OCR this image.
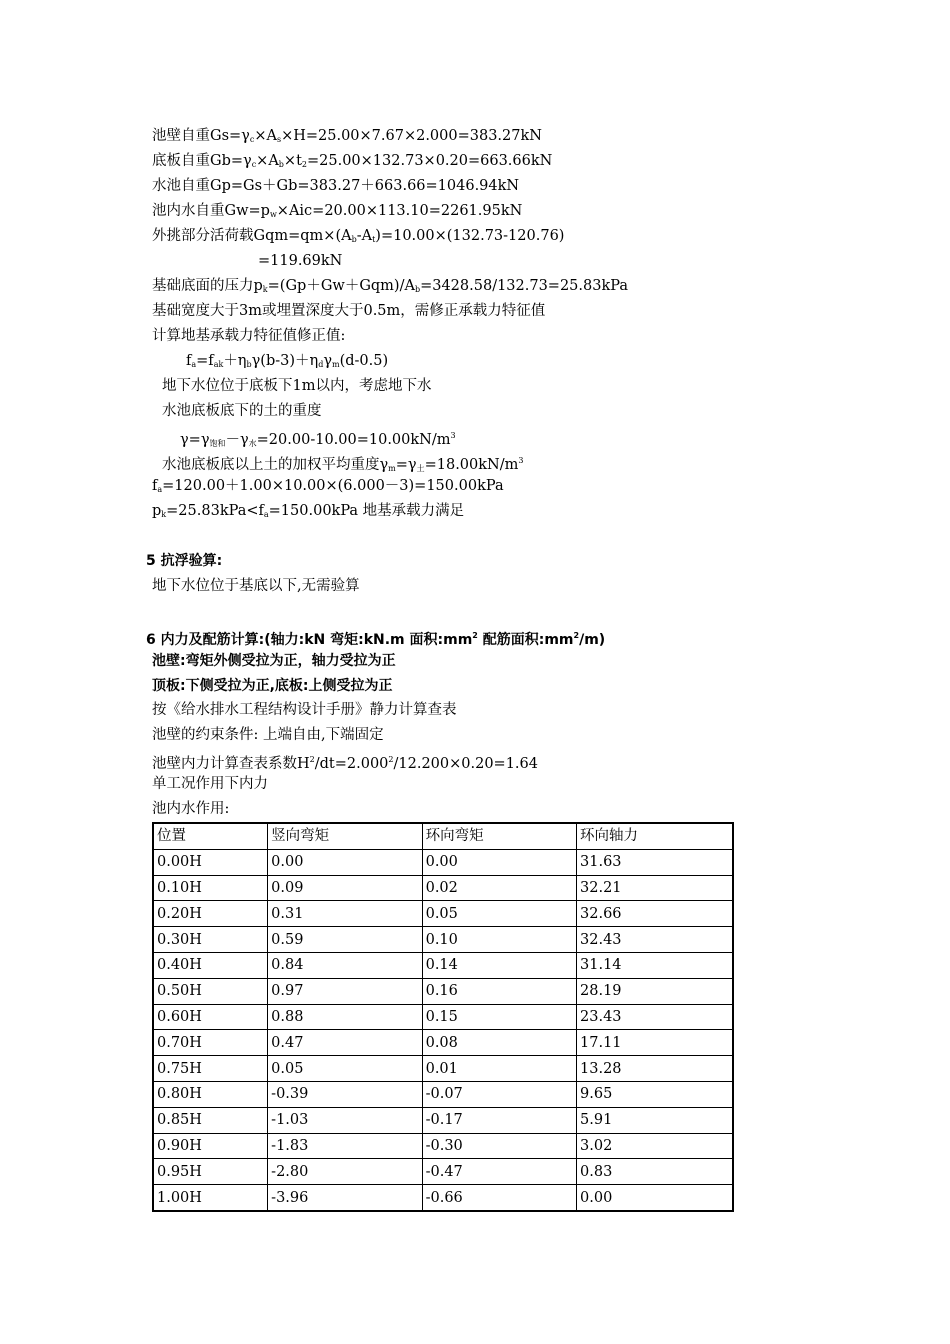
池壁自重$Gs=\gamma_c\times A_s\times H=25.00\times 7.67\times 2.000=383.27kN$
底板自重$Gb=\gamma_c\times A_b\times t_2=25.00\times 132.73\times 0.20=663.66kN$
水池自重Gp=Gs＋Gb=383.27＋663.66=1046.94kN
池内水自重$Gw=p_w\times Aic=20.00\times 113.10=2261.95kN$
外挑部分活荷载$Gqm=qm\times(A_b-A_t)=10.00\times(132.73-120.76)$
=119.69kN
基础底面的压力$p_k=(Gp+Gw+Gqm)/A_b=3428.58/132.73=25.83kPa$
基础宽度大于3m或埋置深度大于0.5m，需修正承载力特征值
计算地基承载力特征值修正值:
$f_a=f_{ak}+\eta_b\gamma(b-3)+\eta_d\gamma_m(d-0.5)$
地下水位位于底板下1m以内，考虑地下水
水池底板底下的土的重度
$\gamma=\gamma_{饱和}-\gamma_水=20.00-10.00=10.00kN/m^3$
水池底板底以上土的加权平均重度$\gamma_m=\gamma_土=18.00kN/m^3$
$f_a=120.00+1.00\times 10.00\times(6.000-3)=150.00kPa$
$p_k=25.83kPa<f_a=150.00kPa$ 地基承载力满足
5 抗浮验算:
地下水位位于基底以下,无需验算
6 内力及配筋计算:(轴力:kN 弯矩:kN.m 面积$:mm^2$ 配筋面积$:mm^2/m$)
池壁:弯矩外侧受拉为正，轴力受拉为正
顶板:下侧受拉为正,底板:上侧受拉为正
按《给水排水工程结构设计手册》静力计算查表
池壁的约束条件: 上端自由,下端固定
池壁内力计算查表系数$H^2/dt=2.000^2/12.200\times 0.20=1.64$
单工况作用下内力
池内水作用:
位置	竖向弯矩	环向弯矩	环向轴力
0.00H	0.00	0.00	31.63
0.10H	0.09	0.02	32.21
0.20H	0.31	0.05	32.66
0.30H	0.59	0.10	32.43
0.40H	0.84	0.14	31.14
0.50H	0.97	0.16	28.19
0.60H	0.88	0.15	23.43
0.70H	0.47	0.08	17.11
0.75H	0.05	0.01	13.28
0.80H	-0.39	-0.07	9.65
0.85H	-1.03	-0.17	5.91
0.90H	-1.83	-0.30	3.02
0.95H	-2.80	-0.47	0.83
1.00H	-3.96	-0.66	0.00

----

* WHAT TO WORK ON:
Pictures stay out; repeat all the rest of the records exactly.

* FULL OUTPUT:
OCR this image.
池壁自重$Gs=\gamma_c\times A_s\times H=25.00\times 7.67\times 2.000=383.27kN$
底板自重$Gb=\gamma_c\times A_b\times t_2=25.00\times 132.73\times 0.20=663.66kN$
水池自重Gp=Gs＋Gb=383.27＋663.66=1046.94kN
池内水自重$Gw=p_w\times Aic=20.00\times 113.10=2261.95kN$
外挑部分活荷载$Gqm=qm\times(A_b-A_t)=10.00\times(132.73-120.76)$
=119.69kN
基础底面的压力$p_k=(Gp+Gw+Gqm)/A_b=3428.58/132.73=25.83kPa$
基础宽度大于3m或埋置深度大于0.5m，需修正承载力特征值
计算地基承载力特征值修正值:
$f_a=f_{ak}+\eta_b\gamma(b-3)+\eta_d\gamma_m(d-0.5)$
地下水位位于底板下1m以内，考虑地下水
水池底板底下的土的重度
$\gamma=\gamma_{饱和}-\gamma_水=20.00-10.00=10.00kN/m^3$
水池底板底以上土的加权平均重度$\gamma_m=\gamma_土=18.00kN/m^3$
$f_a=120.00+1.00\times 10.00\times(6.000-3)=150.00kPa$
$p_k=25.83kPa<f_a=150.00kPa$ 地基承载力满足
5 抗浮验算:
地下水位位于基底以下,无需验算
6 内力及配筋计算:(轴力:kN 弯矩:kN.m 面积$:mm^2$ 配筋面积$:mm^2/m$)
池壁:弯矩外侧受拉为正，轴力受拉为正
顶板:下侧受拉为正,底板:上侧受拉为正
按《给水排水工程结构设计手册》静力计算查表
池壁的约束条件: 上端自由,下端固定
池壁内力计算查表系数$H^2/dt=2.000^2/12.200\times 0.20=1.64$
单工况作用下内力
池内水作用:
位置	竖向弯矩	环向弯矩	环向轴力
0.00H	0.00	0.00	31.63
0.10H	0.09	0.02	32.21
0.20H	0.31	0.05	32.66
0.30H	0.59	0.10	32.43
0.40H	0.84	0.14	31.14
0.50H	0.97	0.16	28.19
0.60H	0.88	0.15	23.43
0.70H	0.47	0.08	17.11
0.75H	0.05	0.01	13.28
0.80H	-0.39	-0.07	9.65
0.85H	-1.03	-0.17	5.91
0.90H	-1.83	-0.30	3.02
0.95H	-2.80	-0.47	0.83
1.00H	-3.96	-0.66	0.00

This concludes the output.